### Required work
Transcribe only what runs from the line containing "Read all visible content and emit it as JSON." through the final line below, exactly, and leave every picture out.

[Stored entries]
════════

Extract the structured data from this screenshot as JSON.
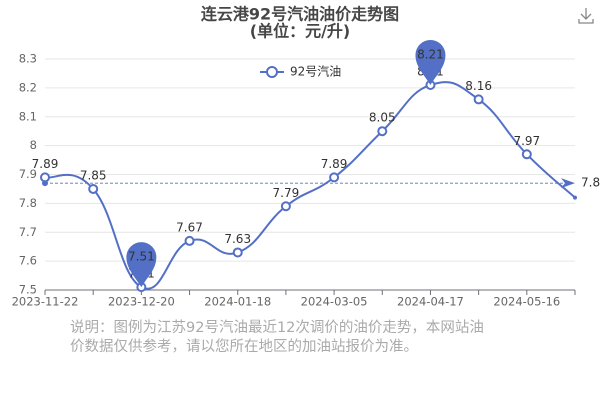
{
  "chart_data": {
    "type": "line",
    "title": "连云港92号汽油油价走势图",
    "subtitle": "(单位：元/升)",
    "categories": [
      "2023-11-22",
      null,
      "2023-12-20",
      null,
      "2024-01-18",
      null,
      "2024-03-05",
      null,
      "2024-04-17",
      null,
      "2024-05-16",
      null
    ],
    "series": [
      {
        "name": "92号汽油",
        "color": "#5470c6",
        "values": [
          7.89,
          7.85,
          7.51,
          7.67,
          7.63,
          7.79,
          7.89,
          8.05,
          8.21,
          8.16,
          7.97,
          7.82
        ]
      }
    ],
    "average": 7.87,
    "ylim": [
      7.5,
      8.3
    ],
    "yticks": [
      7.5,
      7.6,
      7.7,
      7.8,
      7.9,
      8,
      8.1,
      8.2,
      8.3
    ],
    "grid": true,
    "note": [
      "说明：图例为江苏92号汽油最近12次调价的油价走势，本网站油",
      "价数据仅供参考，请以您所在地区的加油站报价为准。"
    ]
  }
}
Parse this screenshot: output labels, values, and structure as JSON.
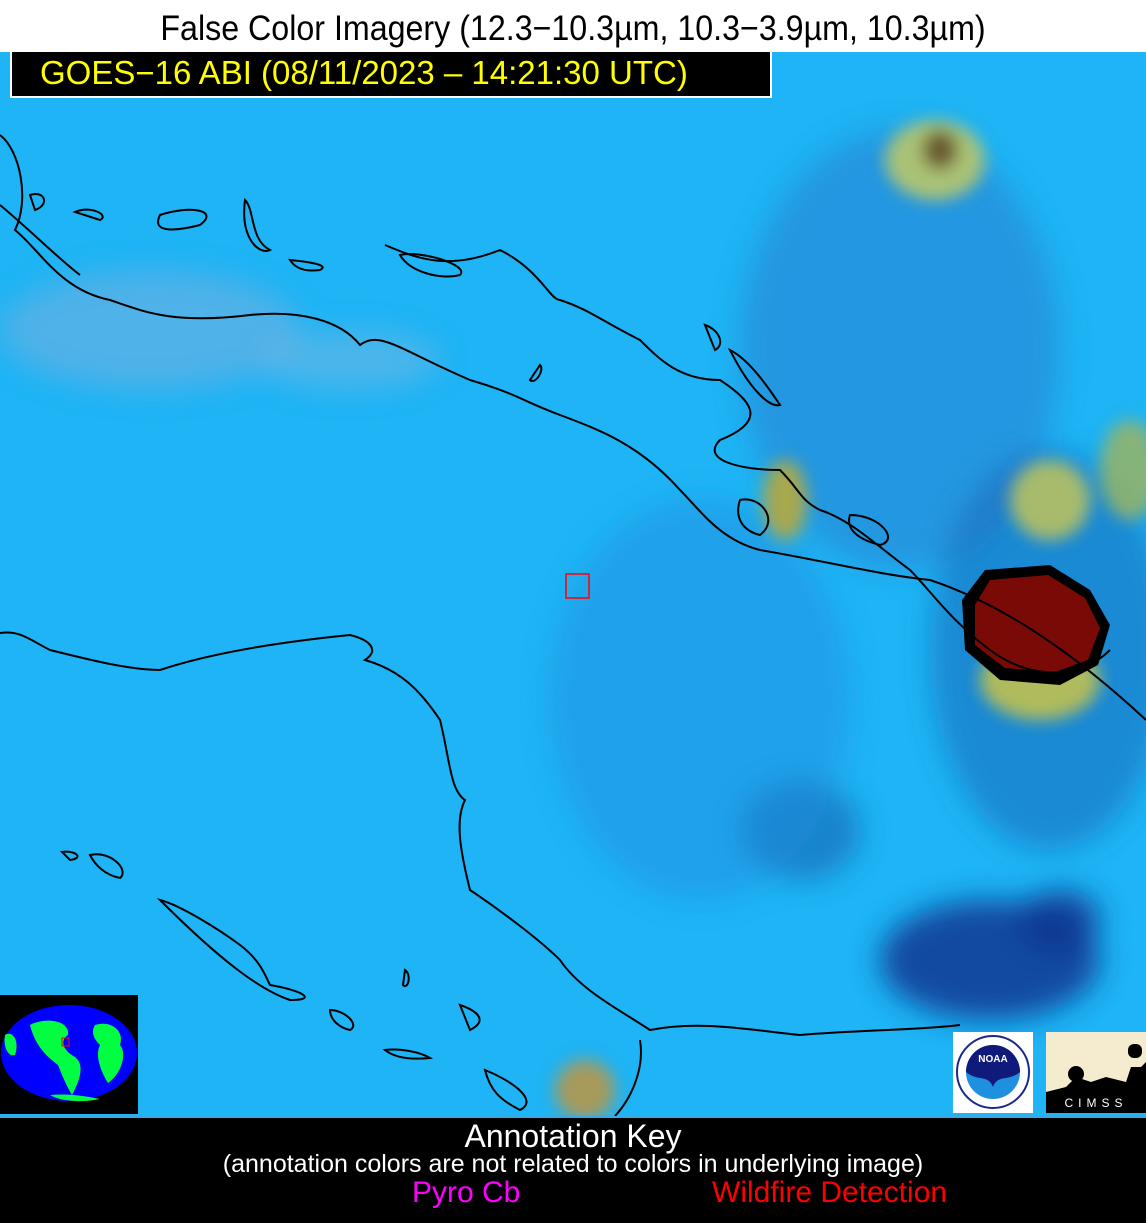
{
  "header": {
    "title": "False Color Imagery (12.3−10.3µm, 10.3−3.9µm, 10.3µm)",
    "timestamp_label": "GOES−16 ABI (08/11/2023 – 14:21:30 UTC)"
  },
  "map": {
    "background_color": "#1eb4f5",
    "coastline_color": "#000000",
    "fire_color": "#7a0a05",
    "marker_color": "#ff0000"
  },
  "logos": {
    "noaa": "NOAA",
    "cimss": "CIMSS"
  },
  "annotation_key": {
    "title": "Annotation Key",
    "note": "(annotation colors are not related to colors in underlying image)",
    "items": [
      {
        "label": "Pyro Cb",
        "color": "#ff00ff"
      },
      {
        "label": "Wildfire Detection",
        "color": "#ff0000"
      }
    ]
  }
}
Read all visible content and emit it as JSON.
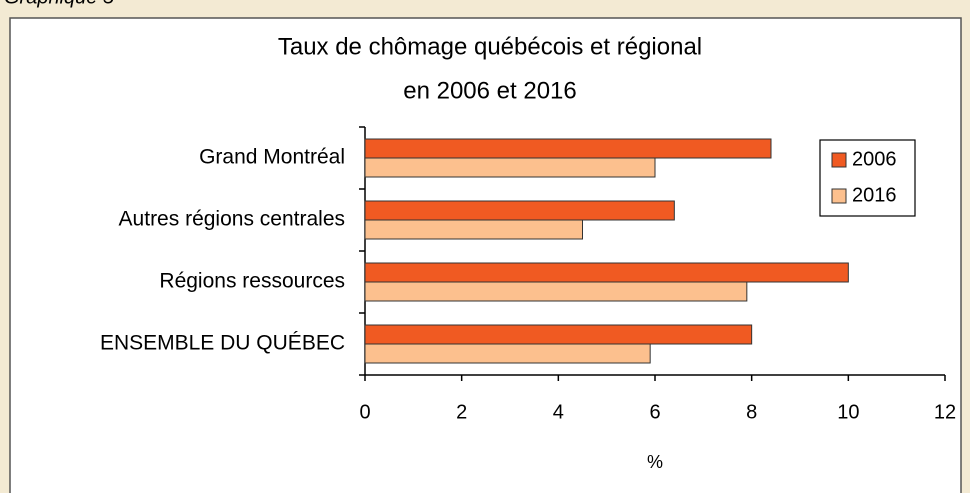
{
  "caption": "Graphique 5",
  "chart_data": {
    "type": "hbar",
    "title": [
      "Taux de chômage québécois et régional",
      "en 2006 et 2016"
    ],
    "categories": [
      "Grand Montréal",
      "Autres régions centrales",
      "Régions ressources",
      "ENSEMBLE DU QUÉBEC"
    ],
    "series": [
      {
        "name": "2006",
        "color": "#f05a22",
        "values": [
          8.4,
          6.4,
          10.0,
          8.0
        ]
      },
      {
        "name": "2016",
        "color": "#fcc08e",
        "values": [
          6.0,
          4.5,
          7.9,
          5.9
        ]
      }
    ],
    "xlabel": "%",
    "xlim": [
      0,
      12
    ],
    "xticks": [
      0,
      2,
      4,
      6,
      8,
      10,
      12
    ],
    "legend": "top-right"
  }
}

════════

### Written reply
Read all visible content and emit it as JSON.
{
  "caption": "Graphique 5",
  "chart_data": {
    "type": "hbar",
    "title": [
      "Taux de chômage québécois et régional",
      "en 2006 et 2016"
    ],
    "categories": [
      "Grand Montréal",
      "Autres régions centrales",
      "Régions ressources",
      "ENSEMBLE DU QUÉBEC"
    ],
    "series": [
      {
        "name": "2006",
        "color": "#f05a22",
        "values": [
          8.4,
          6.4,
          10.0,
          8.0
        ]
      },
      {
        "name": "2016",
        "color": "#fcc08e",
        "values": [
          6.0,
          4.5,
          7.9,
          5.9
        ]
      }
    ],
    "xlabel": "%",
    "xlim": [
      0,
      12
    ],
    "xticks": [
      0,
      2,
      4,
      6,
      8,
      10,
      12
    ],
    "legend": "top-right"
  }
}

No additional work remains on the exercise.